* Saved entries:
=====

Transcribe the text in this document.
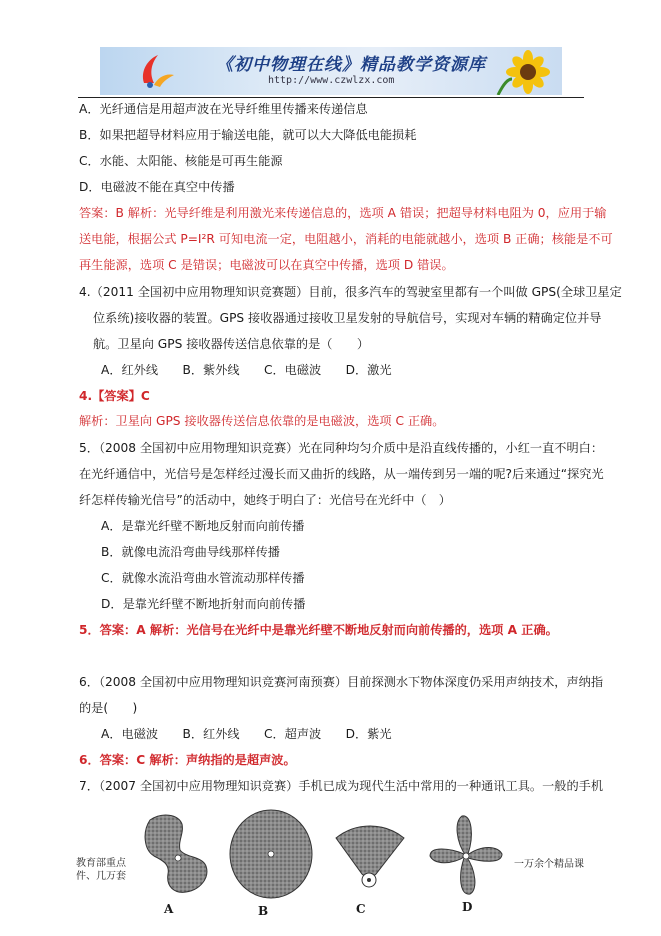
《初中物理在线》精品教学资源库
http://www.czwlzx.com
A．光纤通信是用超声波在光导纤维里传播来传递信息
B．如果把超导材料应用于输送电能，就可以大大降低电能损耗
C．水能、太阳能、核能是可再生能源
D．电磁波不能在真空中传播
答案：B 解析：光导纤维是利用激光来传递信息的，选项 A 错误；把超导材料电阻为 0，应用于输
送电能，根据公式 P=I²R 可知电流一定，电阻越小，消耗的电能就越小，选项 B 正确；核能是不可
再生能源，选项 C 是错误；电磁波可以在真空中传播，选项 D 错误。
4.（2011 全国初中应用物理知识竞赛题）目前，很多汽车的驾驶室里都有一个叫做 GPS(全球卫星定
位系统)接收器的装置。GPS 接收器通过接收卫星发射的导航信号，实现对车辆的精确定位并导
航。卫星向 GPS 接收器传送信息依靠的是（　　）
A．红外线　　B．紫外线　　C．电磁波　　D．激光
4.【答案】C
解析：卫星向 GPS 接收器传送信息依靠的是电磁波，选项 C 正确。
5．（2008 全国初中应用物理知识竞赛）光在同种均匀介质中是沿直线传播的，小红一直不明白：
在光纤通信中，光信号是怎样经过漫长而又曲折的线路，从一端传到另一端的呢?后来通过“探究光
纤怎样传输光信号”的活动中，她终于明白了：光信号在光纤中（　）
A．是靠光纤壁不断地反射而向前传播
B．就像电流沿弯曲导线那样传播
C．就像水流沿弯曲水管流动那样传播
D．是靠光纤壁不断地折射而向前传播
5．答案：A 解析：光信号在光纤中是靠光纤壁不断地反射而向前传播的，选项 A 正确。
6．（2008 全国初中应用物理知识竞赛河南预赛）目前探测水下物体深度仍采用声纳技术，声纳指
的是(　　)
A．电磁波　　B．红外线　　C．超声波　　D．紫光
6．答案：C 解析：声纳指的是超声波。
7．（2007 全国初中应用物理知识竞赛）手机已成为现代生活中常用的一种通讯工具。一般的手机
教育部重点
件、几万套
一万余个精品课
A	B	C	D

=====

* Exercise requirements:
Exact duplication of all the records is required; pictures are omitted from the copy.

* Task output:
Transcribe the text in this document.
《初中物理在线》精品教学资源库
http://www.czwlzx.com
A．光纤通信是用超声波在光导纤维里传播来传递信息
B．如果把超导材料应用于输送电能，就可以大大降低电能损耗
C．水能、太阳能、核能是可再生能源
D．电磁波不能在真空中传播
答案：B 解析：光导纤维是利用激光来传递信息的，选项 A 错误；把超导材料电阻为 0，应用于输
送电能，根据公式 P=I²R 可知电流一定，电阻越小，消耗的电能就越小，选项 B 正确；核能是不可
再生能源，选项 C 是错误；电磁波可以在真空中传播，选项 D 错误。
4.（2011 全国初中应用物理知识竞赛题）目前，很多汽车的驾驶室里都有一个叫做 GPS(全球卫星定
位系统)接收器的装置。GPS 接收器通过接收卫星发射的导航信号，实现对车辆的精确定位并导
航。卫星向 GPS 接收器传送信息依靠的是（　　）
A．红外线　　B．紫外线　　C．电磁波　　D．激光
4.【答案】C
解析：卫星向 GPS 接收器传送信息依靠的是电磁波，选项 C 正确。
5．（2008 全国初中应用物理知识竞赛）光在同种均匀介质中是沿直线传播的，小红一直不明白：
在光纤通信中，光信号是怎样经过漫长而又曲折的线路，从一端传到另一端的呢?后来通过“探究光
纤怎样传输光信号”的活动中，她终于明白了：光信号在光纤中（　）
A．是靠光纤壁不断地反射而向前传播
B．就像电流沿弯曲导线那样传播
C．就像水流沿弯曲水管流动那样传播
D．是靠光纤壁不断地折射而向前传播
5．答案：A 解析：光信号在光纤中是靠光纤壁不断地反射而向前传播的，选项 A 正确。
6．（2008 全国初中应用物理知识竞赛河南预赛）目前探测水下物体深度仍采用声纳技术，声纳指
的是(　　)
A．电磁波　　B．红外线　　C．超声波　　D．紫光
6．答案：C 解析：声纳指的是超声波。
7．（2007 全国初中应用物理知识竞赛）手机已成为现代生活中常用的一种通讯工具。一般的手机
教育部重点
件、几万套
一万余个精品课
A	B	C	D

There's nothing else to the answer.